> [SOURCE RECORDS]
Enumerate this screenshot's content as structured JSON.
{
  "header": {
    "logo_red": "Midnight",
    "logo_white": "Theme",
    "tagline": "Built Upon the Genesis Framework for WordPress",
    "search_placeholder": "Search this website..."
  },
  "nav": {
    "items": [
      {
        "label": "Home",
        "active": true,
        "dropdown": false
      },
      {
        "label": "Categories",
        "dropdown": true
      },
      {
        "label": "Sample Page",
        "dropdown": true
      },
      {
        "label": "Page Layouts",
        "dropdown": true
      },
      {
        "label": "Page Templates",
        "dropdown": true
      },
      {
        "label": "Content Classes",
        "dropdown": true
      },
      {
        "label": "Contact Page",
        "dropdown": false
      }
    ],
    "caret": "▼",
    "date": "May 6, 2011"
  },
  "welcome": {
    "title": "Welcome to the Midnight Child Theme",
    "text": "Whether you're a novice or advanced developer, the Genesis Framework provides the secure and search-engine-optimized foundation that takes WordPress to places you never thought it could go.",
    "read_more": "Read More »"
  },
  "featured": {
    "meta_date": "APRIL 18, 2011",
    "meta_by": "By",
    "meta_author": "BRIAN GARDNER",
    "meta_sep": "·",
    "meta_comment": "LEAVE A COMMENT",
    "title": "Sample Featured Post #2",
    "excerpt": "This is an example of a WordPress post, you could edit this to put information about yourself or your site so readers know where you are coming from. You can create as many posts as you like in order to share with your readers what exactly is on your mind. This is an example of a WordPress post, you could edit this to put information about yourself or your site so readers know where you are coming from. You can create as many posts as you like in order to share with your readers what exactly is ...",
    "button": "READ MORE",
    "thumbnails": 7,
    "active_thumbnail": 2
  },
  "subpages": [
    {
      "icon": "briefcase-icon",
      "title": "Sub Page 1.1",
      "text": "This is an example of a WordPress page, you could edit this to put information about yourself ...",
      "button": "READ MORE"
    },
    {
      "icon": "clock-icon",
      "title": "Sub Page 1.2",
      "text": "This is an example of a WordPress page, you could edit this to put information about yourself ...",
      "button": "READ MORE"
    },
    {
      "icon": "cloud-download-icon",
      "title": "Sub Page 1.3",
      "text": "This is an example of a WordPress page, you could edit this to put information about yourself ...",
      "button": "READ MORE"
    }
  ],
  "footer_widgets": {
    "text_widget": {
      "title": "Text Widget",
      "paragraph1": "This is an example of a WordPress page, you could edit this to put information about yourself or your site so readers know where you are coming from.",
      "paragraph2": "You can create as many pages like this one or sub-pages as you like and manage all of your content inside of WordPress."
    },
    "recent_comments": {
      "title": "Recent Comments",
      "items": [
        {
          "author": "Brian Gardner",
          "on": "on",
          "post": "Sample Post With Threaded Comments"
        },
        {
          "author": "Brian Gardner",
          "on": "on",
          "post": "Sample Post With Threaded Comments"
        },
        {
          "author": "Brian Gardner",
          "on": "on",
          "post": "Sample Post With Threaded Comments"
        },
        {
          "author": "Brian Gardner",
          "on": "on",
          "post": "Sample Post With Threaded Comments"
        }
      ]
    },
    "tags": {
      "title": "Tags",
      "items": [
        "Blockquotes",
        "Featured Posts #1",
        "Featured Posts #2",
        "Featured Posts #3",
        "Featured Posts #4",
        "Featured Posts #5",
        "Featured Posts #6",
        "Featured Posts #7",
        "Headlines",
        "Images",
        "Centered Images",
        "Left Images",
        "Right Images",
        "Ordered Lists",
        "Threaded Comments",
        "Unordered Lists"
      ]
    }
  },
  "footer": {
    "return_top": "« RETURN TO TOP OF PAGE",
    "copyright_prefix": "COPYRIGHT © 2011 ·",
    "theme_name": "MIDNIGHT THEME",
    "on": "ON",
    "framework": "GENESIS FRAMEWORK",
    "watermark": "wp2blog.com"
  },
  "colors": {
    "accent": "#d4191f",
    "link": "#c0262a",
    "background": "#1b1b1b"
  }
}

> [TRY IT] The whole listing above, restated word for word, is the required answer.

> [OUTPUT FOR THIS EXERCISE]
Enumerate this screenshot's content as structured JSON.
{
  "header": {
    "logo_red": "Midnight",
    "logo_white": "Theme",
    "tagline": "Built Upon the Genesis Framework for WordPress",
    "search_placeholder": "Search this website..."
  },
  "nav": {
    "items": [
      {
        "label": "Home",
        "active": true,
        "dropdown": false
      },
      {
        "label": "Categories",
        "dropdown": true
      },
      {
        "label": "Sample Page",
        "dropdown": true
      },
      {
        "label": "Page Layouts",
        "dropdown": true
      },
      {
        "label": "Page Templates",
        "dropdown": true
      },
      {
        "label": "Content Classes",
        "dropdown": true
      },
      {
        "label": "Contact Page",
        "dropdown": false
      }
    ],
    "caret": "▼",
    "date": "May 6, 2011"
  },
  "welcome": {
    "title": "Welcome to the Midnight Child Theme",
    "text": "Whether you're a novice or advanced developer, the Genesis Framework provides the secure and search-engine-optimized foundation that takes WordPress to places you never thought it could go.",
    "read_more": "Read More »"
  },
  "featured": {
    "meta_date": "APRIL 18, 2011",
    "meta_by": "By",
    "meta_author": "BRIAN GARDNER",
    "meta_sep": "·",
    "meta_comment": "LEAVE A COMMENT",
    "title": "Sample Featured Post #2",
    "excerpt": "This is an example of a WordPress post, you could edit this to put information about yourself or your site so readers know where you are coming from. You can create as many posts as you like in order to share with your readers what exactly is on your mind. This is an example of a WordPress post, you could edit this to put information about yourself or your site so readers know where you are coming from. You can create as many posts as you like in order to share with your readers what exactly is ...",
    "button": "READ MORE",
    "thumbnails": 7,
    "active_thumbnail": 2
  },
  "subpages": [
    {
      "icon": "briefcase-icon",
      "title": "Sub Page 1.1",
      "text": "This is an example of a WordPress page, you could edit this to put information about yourself ...",
      "button": "READ MORE"
    },
    {
      "icon": "clock-icon",
      "title": "Sub Page 1.2",
      "text": "This is an example of a WordPress page, you could edit this to put information about yourself ...",
      "button": "READ MORE"
    },
    {
      "icon": "cloud-download-icon",
      "title": "Sub Page 1.3",
      "text": "This is an example of a WordPress page, you could edit this to put information about yourself ...",
      "button": "READ MORE"
    }
  ],
  "footer_widgets": {
    "text_widget": {
      "title": "Text Widget",
      "paragraph1": "This is an example of a WordPress page, you could edit this to put information about yourself or your site so readers know where you are coming from.",
      "paragraph2": "You can create as many pages like this one or sub-pages as you like and manage all of your content inside of WordPress."
    },
    "recent_comments": {
      "title": "Recent Comments",
      "items": [
        {
          "author": "Brian Gardner",
          "on": "on",
          "post": "Sample Post With Threaded Comments"
        },
        {
          "author": "Brian Gardner",
          "on": "on",
          "post": "Sample Post With Threaded Comments"
        },
        {
          "author": "Brian Gardner",
          "on": "on",
          "post": "Sample Post With Threaded Comments"
        },
        {
          "author": "Brian Gardner",
          "on": "on",
          "post": "Sample Post With Threaded Comments"
        }
      ]
    },
    "tags": {
      "title": "Tags",
      "items": [
        "Blockquotes",
        "Featured Posts #1",
        "Featured Posts #2",
        "Featured Posts #3",
        "Featured Posts #4",
        "Featured Posts #5",
        "Featured Posts #6",
        "Featured Posts #7",
        "Headlines",
        "Images",
        "Centered Images",
        "Left Images",
        "Right Images",
        "Ordered Lists",
        "Threaded Comments",
        "Unordered Lists"
      ]
    }
  },
  "footer": {
    "return_top": "« RETURN TO TOP OF PAGE",
    "copyright_prefix": "COPYRIGHT © 2011 ·",
    "theme_name": "MIDNIGHT THEME",
    "on": "ON",
    "framework": "GENESIS FRAMEWORK",
    "watermark": "wp2blog.com"
  },
  "colors": {
    "accent": "#d4191f",
    "link": "#c0262a",
    "background": "#1b1b1b"
  }
}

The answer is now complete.